Data supplied

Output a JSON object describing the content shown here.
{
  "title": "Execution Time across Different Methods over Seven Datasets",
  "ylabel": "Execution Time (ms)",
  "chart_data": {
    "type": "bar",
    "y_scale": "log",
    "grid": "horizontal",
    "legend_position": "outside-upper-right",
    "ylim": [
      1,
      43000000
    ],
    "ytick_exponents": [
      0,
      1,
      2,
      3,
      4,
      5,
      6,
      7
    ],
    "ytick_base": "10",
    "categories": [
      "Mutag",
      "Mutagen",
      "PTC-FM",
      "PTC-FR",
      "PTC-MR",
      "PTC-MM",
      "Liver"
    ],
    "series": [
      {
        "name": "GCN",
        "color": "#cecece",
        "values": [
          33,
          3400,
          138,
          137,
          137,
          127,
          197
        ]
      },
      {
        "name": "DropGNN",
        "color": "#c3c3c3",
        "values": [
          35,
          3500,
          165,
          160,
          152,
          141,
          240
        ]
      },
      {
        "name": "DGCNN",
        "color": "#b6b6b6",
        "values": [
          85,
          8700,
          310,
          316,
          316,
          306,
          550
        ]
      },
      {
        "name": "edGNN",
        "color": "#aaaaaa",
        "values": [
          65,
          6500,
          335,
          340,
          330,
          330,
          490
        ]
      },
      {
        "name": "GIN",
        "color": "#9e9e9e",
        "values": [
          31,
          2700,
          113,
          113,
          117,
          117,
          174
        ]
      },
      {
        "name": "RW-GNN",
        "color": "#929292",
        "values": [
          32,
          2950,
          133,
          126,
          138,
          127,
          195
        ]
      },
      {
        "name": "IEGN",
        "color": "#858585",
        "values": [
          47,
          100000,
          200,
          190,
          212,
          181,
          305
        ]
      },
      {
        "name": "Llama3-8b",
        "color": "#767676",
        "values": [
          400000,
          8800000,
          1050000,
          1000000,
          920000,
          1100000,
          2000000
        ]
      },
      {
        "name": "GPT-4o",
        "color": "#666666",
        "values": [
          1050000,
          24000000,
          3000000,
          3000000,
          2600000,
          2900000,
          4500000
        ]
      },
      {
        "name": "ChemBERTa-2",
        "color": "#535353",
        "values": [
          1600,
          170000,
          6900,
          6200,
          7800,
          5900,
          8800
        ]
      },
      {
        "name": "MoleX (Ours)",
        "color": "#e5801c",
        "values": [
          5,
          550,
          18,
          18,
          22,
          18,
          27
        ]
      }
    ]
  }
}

Stated exercise
How many of the listing's lines contain "name"? Respond with a single number and nothing else.

Solution to this exercise
11